:: Aim ::
In the material below, find each line holding the string "content" and copy it.

Dataset records:
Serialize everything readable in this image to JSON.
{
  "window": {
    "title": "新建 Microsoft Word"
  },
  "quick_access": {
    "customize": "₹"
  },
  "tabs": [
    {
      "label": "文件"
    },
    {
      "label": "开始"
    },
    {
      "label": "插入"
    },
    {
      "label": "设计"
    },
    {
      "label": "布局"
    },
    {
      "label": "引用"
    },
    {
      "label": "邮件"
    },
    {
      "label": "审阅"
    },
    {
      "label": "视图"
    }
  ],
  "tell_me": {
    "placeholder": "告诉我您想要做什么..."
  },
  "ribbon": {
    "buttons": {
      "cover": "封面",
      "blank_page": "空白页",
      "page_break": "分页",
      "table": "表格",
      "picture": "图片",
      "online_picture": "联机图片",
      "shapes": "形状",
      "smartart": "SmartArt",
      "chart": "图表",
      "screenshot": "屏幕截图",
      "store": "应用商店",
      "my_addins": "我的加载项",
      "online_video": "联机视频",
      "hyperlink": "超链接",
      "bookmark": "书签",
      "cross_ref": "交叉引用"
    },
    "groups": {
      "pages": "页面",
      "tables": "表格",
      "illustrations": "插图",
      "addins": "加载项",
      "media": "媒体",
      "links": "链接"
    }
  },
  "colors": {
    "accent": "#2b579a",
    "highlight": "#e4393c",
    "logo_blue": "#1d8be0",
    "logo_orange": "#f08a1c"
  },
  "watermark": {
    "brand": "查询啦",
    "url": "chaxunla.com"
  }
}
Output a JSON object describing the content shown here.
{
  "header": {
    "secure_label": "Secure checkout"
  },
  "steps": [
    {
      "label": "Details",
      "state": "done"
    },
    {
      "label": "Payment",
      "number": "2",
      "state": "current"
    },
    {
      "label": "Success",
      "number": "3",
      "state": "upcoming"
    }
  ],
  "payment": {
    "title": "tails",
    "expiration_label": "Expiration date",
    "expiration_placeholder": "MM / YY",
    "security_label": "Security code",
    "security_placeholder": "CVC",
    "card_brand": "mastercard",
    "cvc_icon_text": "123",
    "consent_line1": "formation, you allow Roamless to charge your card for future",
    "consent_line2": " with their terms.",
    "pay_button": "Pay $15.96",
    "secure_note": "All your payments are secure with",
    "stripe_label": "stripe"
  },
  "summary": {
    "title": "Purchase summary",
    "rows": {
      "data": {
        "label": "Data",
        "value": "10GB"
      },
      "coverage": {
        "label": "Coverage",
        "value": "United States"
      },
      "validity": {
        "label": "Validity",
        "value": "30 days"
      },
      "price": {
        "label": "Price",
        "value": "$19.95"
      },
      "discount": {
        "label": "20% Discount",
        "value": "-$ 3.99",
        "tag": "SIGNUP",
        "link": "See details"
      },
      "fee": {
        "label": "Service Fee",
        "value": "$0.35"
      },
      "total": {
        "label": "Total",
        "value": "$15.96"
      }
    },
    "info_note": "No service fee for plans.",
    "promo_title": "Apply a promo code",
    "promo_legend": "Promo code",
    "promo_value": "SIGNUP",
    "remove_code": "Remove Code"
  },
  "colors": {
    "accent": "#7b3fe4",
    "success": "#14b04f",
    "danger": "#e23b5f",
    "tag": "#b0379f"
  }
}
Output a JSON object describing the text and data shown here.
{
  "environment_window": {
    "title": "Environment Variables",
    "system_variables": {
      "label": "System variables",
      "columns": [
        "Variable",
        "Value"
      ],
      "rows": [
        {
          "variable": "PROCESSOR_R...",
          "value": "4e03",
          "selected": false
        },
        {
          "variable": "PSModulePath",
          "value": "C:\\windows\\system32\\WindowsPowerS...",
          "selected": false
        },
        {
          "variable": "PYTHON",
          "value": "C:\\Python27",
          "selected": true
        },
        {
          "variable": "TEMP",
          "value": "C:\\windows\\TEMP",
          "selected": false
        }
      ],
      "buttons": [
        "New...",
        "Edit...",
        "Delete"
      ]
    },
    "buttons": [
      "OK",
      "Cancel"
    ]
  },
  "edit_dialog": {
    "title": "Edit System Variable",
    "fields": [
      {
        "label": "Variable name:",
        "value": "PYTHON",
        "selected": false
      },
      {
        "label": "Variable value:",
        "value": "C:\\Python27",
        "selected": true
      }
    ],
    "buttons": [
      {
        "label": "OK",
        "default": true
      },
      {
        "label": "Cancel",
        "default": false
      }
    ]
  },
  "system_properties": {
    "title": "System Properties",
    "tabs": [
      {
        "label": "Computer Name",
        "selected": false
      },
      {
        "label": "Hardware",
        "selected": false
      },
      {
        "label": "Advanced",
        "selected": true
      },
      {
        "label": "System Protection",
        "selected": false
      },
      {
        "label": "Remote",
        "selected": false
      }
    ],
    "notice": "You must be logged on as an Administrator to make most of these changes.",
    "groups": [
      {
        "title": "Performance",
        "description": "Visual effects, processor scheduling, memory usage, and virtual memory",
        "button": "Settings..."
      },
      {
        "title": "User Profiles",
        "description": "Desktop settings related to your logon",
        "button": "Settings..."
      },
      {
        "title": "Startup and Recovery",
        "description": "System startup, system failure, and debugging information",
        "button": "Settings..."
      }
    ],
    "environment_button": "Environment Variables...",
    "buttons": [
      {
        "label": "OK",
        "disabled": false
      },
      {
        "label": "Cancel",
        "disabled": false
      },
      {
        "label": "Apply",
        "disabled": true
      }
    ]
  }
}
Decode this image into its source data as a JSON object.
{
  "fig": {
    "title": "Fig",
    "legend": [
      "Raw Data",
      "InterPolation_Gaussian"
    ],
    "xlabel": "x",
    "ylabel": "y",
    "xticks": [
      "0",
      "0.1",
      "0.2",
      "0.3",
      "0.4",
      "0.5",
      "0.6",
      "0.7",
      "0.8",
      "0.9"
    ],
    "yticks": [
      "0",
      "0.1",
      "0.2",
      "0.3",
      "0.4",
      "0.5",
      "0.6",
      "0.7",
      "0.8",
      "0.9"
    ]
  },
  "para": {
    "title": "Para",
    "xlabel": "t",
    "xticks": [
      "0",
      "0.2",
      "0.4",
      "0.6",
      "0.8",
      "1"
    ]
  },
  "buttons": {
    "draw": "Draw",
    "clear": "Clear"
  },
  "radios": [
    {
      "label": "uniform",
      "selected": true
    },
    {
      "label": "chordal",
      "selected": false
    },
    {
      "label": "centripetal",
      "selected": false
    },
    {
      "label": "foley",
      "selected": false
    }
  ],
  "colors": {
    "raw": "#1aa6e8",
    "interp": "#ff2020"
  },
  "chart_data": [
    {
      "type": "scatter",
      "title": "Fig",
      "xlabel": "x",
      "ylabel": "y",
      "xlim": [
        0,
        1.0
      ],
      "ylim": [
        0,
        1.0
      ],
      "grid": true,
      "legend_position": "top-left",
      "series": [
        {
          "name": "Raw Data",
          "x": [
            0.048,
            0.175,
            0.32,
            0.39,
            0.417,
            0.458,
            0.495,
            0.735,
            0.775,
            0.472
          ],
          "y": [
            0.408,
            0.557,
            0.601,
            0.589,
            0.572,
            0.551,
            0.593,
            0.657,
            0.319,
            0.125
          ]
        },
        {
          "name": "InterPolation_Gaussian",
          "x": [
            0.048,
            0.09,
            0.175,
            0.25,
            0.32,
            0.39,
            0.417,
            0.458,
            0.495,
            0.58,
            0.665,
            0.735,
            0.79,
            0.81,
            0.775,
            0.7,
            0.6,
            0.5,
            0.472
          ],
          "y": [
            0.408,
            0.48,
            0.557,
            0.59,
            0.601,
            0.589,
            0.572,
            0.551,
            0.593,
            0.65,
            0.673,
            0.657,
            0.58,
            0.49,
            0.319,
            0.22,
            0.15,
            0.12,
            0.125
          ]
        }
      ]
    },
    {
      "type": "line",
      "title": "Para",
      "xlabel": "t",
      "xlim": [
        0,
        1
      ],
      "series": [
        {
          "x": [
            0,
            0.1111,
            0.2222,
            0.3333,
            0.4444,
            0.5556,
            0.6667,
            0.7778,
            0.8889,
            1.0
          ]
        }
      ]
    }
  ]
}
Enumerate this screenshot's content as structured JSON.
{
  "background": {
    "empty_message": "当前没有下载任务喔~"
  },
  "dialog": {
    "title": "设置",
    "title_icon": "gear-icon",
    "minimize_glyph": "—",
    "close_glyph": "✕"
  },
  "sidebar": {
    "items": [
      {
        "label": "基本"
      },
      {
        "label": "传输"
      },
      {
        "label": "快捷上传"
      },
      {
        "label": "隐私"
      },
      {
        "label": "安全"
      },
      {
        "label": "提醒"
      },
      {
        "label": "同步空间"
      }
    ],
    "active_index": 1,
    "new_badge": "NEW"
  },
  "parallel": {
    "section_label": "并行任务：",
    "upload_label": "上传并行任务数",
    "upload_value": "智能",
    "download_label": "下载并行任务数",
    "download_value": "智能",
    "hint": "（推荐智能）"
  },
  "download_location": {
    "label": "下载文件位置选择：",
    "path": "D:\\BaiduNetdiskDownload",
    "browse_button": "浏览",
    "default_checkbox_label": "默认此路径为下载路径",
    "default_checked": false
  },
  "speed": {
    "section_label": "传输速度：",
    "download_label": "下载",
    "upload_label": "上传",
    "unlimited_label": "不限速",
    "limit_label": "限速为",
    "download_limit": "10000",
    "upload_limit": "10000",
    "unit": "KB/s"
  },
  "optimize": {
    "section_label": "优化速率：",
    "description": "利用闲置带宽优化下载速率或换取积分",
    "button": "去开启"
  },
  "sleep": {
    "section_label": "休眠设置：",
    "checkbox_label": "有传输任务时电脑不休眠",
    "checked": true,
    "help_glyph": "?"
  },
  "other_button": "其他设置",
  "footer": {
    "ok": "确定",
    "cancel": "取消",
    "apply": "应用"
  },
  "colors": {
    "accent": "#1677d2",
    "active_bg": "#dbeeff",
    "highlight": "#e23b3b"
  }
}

:: Task result ::
Output a JSON object describing the content shown here.
Enumerate this screenshot's content as structured JSON.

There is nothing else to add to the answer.